## Exercise brief
Wherever the word "Finds" turns up in a line of the entries, copy that line.

Data entries
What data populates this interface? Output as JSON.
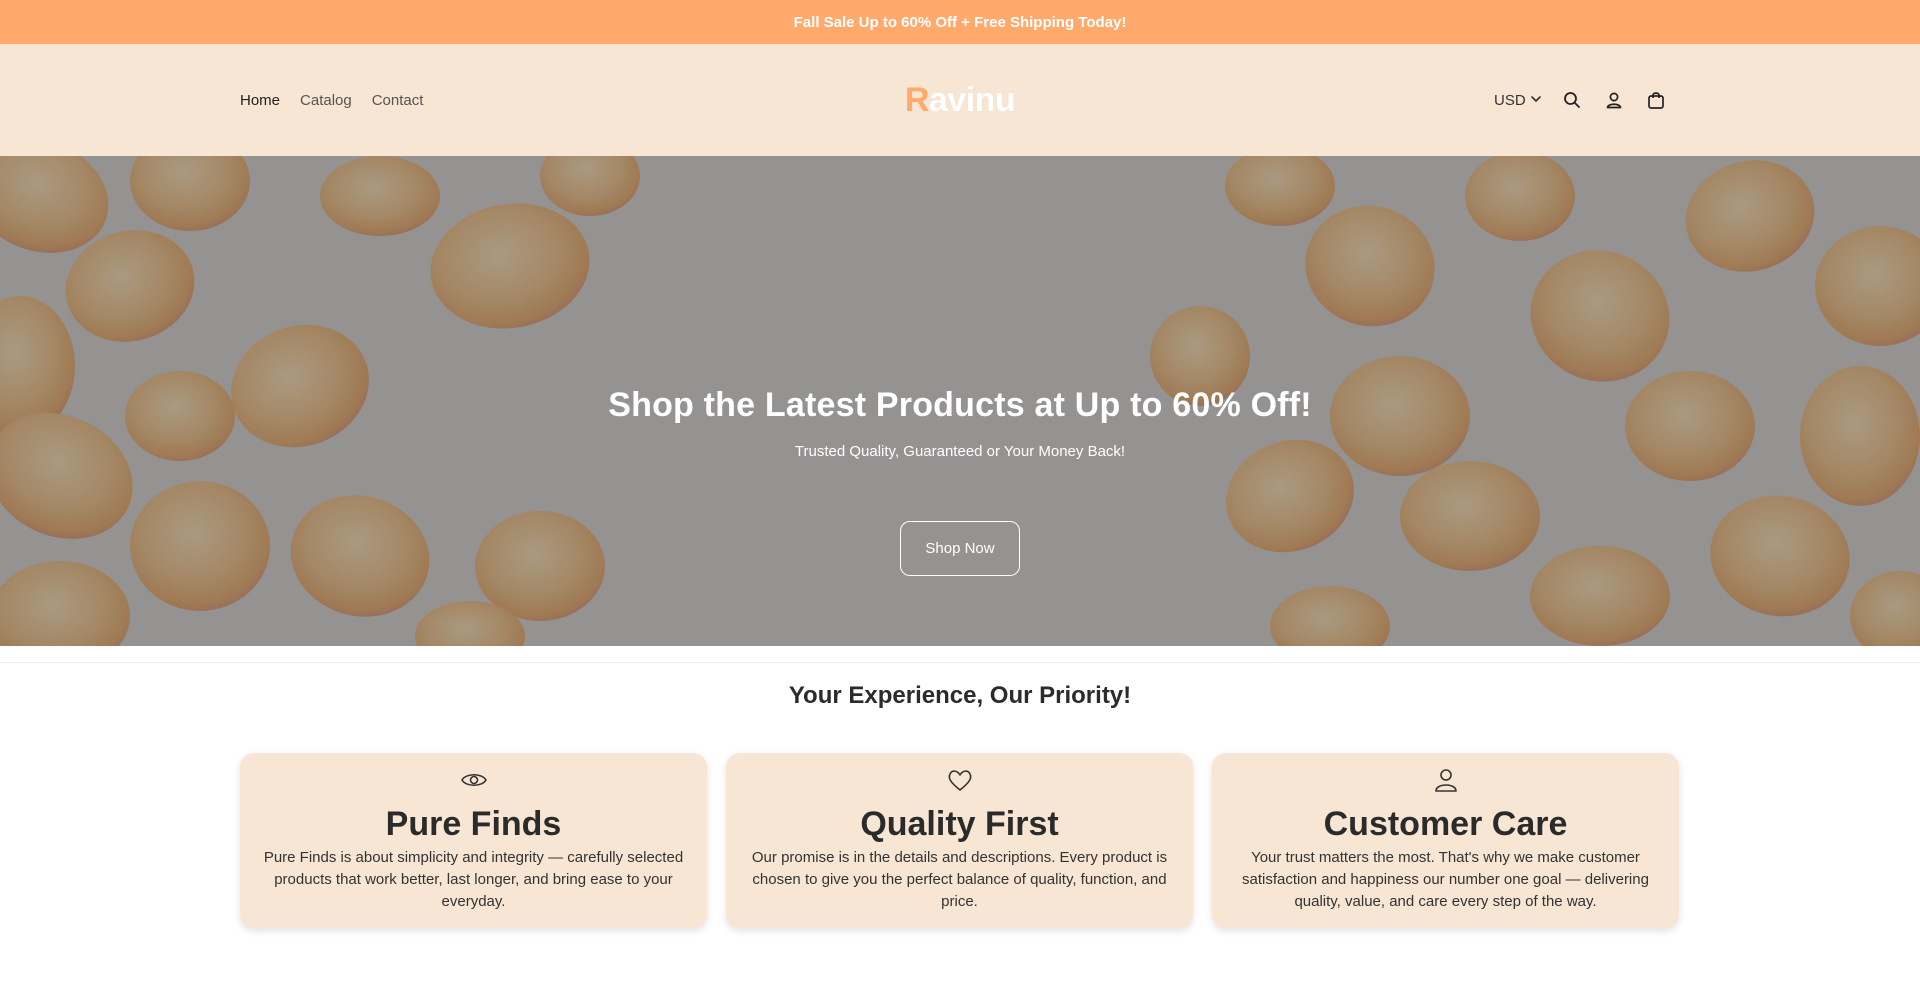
{
  "announcement": "Fall Sale Up to 60% Off + Free Shipping Today!",
  "nav": {
    "items": [
      "Home",
      "Catalog",
      "Contact"
    ]
  },
  "logo": {
    "first": "R",
    "rest": "avinu"
  },
  "tools": {
    "currency": "USD",
    "icons": [
      "chevron-down-icon",
      "search-icon",
      "account-icon",
      "cart-icon"
    ]
  },
  "hero": {
    "title": "Shop the Latest Products at Up to 60% Off!",
    "subtitle": "Trusted Quality, Guaranteed or Your Money Back!",
    "button": "Shop Now"
  },
  "features": {
    "title": "Your Experience, Our Priority!",
    "cards": [
      {
        "icon": "eye-icon",
        "title": "Pure Finds",
        "text": "Pure Finds is about simplicity and integrity — carefully selected products that work better, last longer, and bring ease to your everyday."
      },
      {
        "icon": "heart-icon",
        "title": "Quality First",
        "text": "Our promise is in the details and descriptions. Every product is chosen to give you the perfect balance of quality, function, and price."
      },
      {
        "icon": "user-icon",
        "title": "Customer Care",
        "text": "Your trust matters the most. That's why we make customer satisfaction and happiness our number one goal — delivering quality, value, and care every step of the way."
      }
    ]
  },
  "colors": {
    "announcement_bg": "#ffaa6c",
    "header_bg": "#f6e6d3",
    "card_bg": "#f6e6d3",
    "logo_accent": "#ffaa6c"
  }
}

## Response to the exercise
        "title": "Pure Finds",
        "text": "Pure Finds is about simplicity and integrity — carefully selected products that work better, last longer, and bring ease to your everyday."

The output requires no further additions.